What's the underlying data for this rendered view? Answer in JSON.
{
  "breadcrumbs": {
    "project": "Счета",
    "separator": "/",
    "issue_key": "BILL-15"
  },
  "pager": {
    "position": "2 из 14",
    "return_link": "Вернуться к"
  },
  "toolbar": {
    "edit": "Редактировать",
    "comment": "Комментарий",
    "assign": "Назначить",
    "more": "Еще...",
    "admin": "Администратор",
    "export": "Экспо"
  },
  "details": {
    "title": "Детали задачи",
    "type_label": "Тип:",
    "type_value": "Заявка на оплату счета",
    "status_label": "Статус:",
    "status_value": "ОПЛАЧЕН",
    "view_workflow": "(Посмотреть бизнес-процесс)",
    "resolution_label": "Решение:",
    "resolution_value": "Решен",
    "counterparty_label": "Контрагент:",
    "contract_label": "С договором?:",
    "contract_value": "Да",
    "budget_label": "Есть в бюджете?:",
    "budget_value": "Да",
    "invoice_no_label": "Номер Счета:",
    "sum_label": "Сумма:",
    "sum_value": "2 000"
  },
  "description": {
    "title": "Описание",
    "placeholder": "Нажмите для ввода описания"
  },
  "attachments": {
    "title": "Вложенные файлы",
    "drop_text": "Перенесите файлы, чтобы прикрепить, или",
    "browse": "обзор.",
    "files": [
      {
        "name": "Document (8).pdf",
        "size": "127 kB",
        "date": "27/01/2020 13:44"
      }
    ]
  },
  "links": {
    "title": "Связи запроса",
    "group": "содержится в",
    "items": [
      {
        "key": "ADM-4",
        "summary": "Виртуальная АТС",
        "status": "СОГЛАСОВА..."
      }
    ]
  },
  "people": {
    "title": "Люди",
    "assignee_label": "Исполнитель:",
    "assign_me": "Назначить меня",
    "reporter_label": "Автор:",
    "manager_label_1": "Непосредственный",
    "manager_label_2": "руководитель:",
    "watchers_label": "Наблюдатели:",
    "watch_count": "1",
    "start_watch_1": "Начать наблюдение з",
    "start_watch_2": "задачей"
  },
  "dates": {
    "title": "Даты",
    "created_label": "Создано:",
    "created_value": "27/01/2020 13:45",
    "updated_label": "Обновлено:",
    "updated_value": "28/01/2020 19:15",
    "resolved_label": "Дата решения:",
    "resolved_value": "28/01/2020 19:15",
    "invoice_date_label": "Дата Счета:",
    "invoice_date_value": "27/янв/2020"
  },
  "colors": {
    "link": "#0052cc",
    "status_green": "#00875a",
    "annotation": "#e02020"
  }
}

──────────

Establish how many lines of the records contain the string "Назначить" and state that number without elaboration.

2